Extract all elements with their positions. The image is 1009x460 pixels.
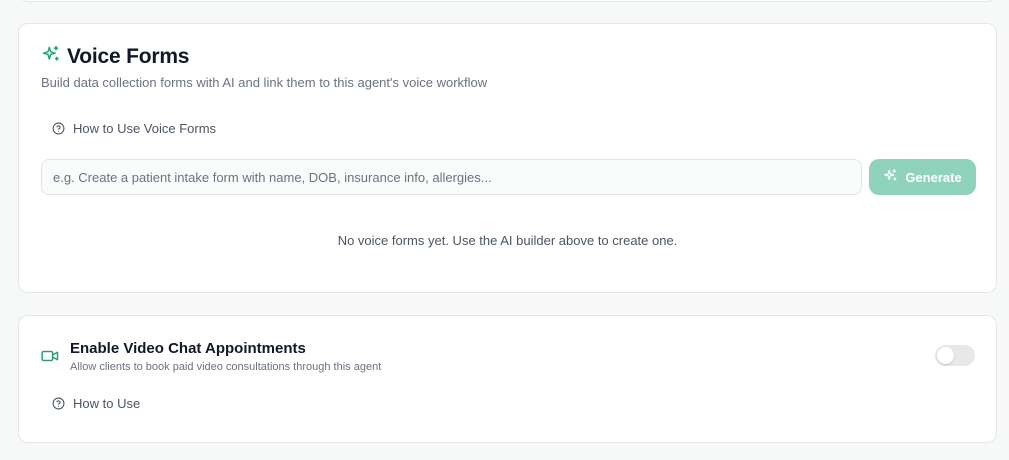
toggle-knob (937, 347, 954, 364)
video-camera-icon (41, 349, 59, 368)
voice-forms-header: Voice Forms (41, 44, 189, 69)
video-chat-title: Enable Video Chat Appointments (70, 340, 306, 357)
previous-card (18, 0, 997, 2)
generate-button-label: Generate (905, 169, 962, 185)
voice-forms-title: Voice Forms (67, 44, 190, 68)
ai-form-prompt-input[interactable] (41, 159, 862, 195)
video-chat-subtitle: Allow clients to book paid video consult… (70, 361, 382, 373)
video-chat-toggle[interactable] (935, 345, 975, 366)
video-chat-card: Enable Video Chat Appointments Allow cli… (18, 315, 997, 443)
sparkles-icon (41, 44, 61, 69)
voice-forms-card: Voice Forms Build data collection forms … (18, 23, 997, 293)
how-to-use-link[interactable]: How to Use (52, 396, 140, 411)
how-to-use-voice-forms-label: How to Use Voice Forms (73, 121, 217, 136)
help-circle-icon (52, 397, 65, 410)
voice-forms-empty-state: No voice forms yet. Use the AI builder a… (337, 233, 678, 248)
how-to-use-label: How to Use (73, 396, 141, 411)
how-to-use-voice-forms-link[interactable]: How to Use Voice Forms (52, 121, 216, 136)
help-circle-icon (52, 122, 65, 135)
voice-forms-subtitle: Build data collection forms with AI and … (41, 75, 488, 90)
sparkles-icon (883, 168, 898, 186)
generate-button[interactable]: Generate (869, 159, 976, 195)
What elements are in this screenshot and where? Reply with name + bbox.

============================================================

_The request_.
Can you format the items as a numbered list, starting with the line containing "toggle-knob (937, 347, 954, 364)" and going on through the line containing "voice-forms-title: Voice Forms", leaving out any blank lines?

_Final answer_.
1. toggle-knob (937, 347, 954, 364)
2. video-camera-icon (41, 349, 59, 368)
3. voice-forms-header: Voice Forms (41, 44, 189, 69)
4. video-chat-title: Enable Video Chat Appointments (70, 340, 306, 357)
5. previous-card (18, 0, 997, 2)
6. generate-button-label: Generate (905, 169, 962, 185)
7. voice-forms-title: Voice Forms (67, 44, 190, 68)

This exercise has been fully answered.